■ READING TEXT ■
========================

- Poster
- Directed by: K. Vijayan
- Written by: A. L. Narayanan (dialogues)
- Story by: Balamurugan
- Produced by: K. Balaji
- Starring: Sivaji Ganesan Vanisri
- Cinematography: G. Or. Nathan
- Edited by: B. Kandhasamy
- Music by: Ilaiyaraaja
- Production company: Sujatha Cine Arts
- Release date: 3 May 1979;
- Country: India
- Language: Tamil

= Nallathoru Kudumbam =

Nallathoru Kudumbam is a 1979 Indian Tamil-language drama film, directed by K. Vijayan. The film stars Sivaji Ganesan and Vanisri. It is a remake of the Telugu film Aalu Magalu. The film was released on 3 May 1979.

========================

■ CHALLENGE ■
According to the film text, which Telugu film is Nallathoru Kudumbam a remake of?

■ DATASET CONTENT ■
========================

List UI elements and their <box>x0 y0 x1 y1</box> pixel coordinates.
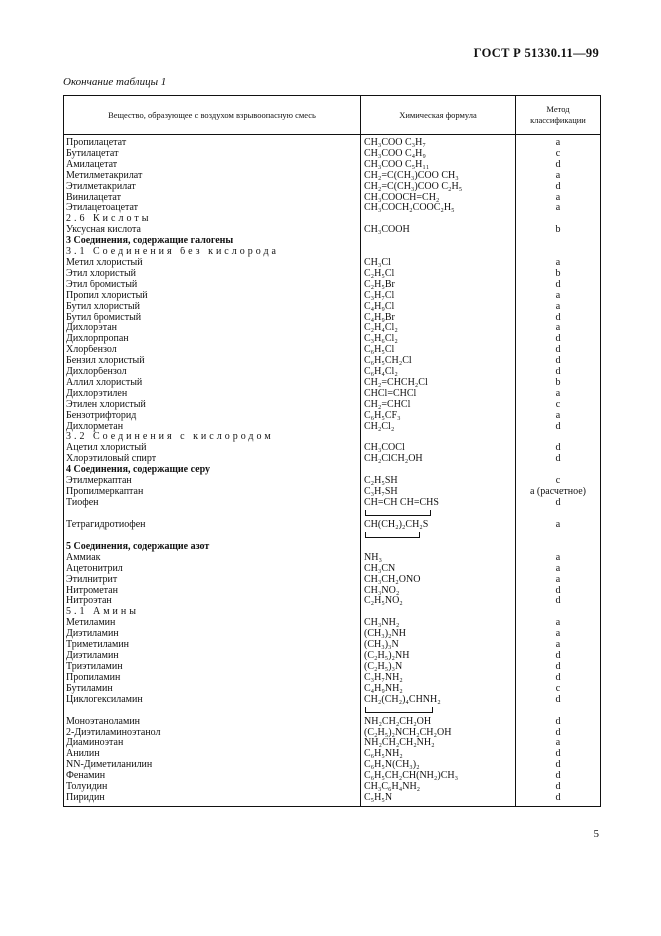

========================

■ RESPONSE TO THE EXERCISE ■
Aalu Magalu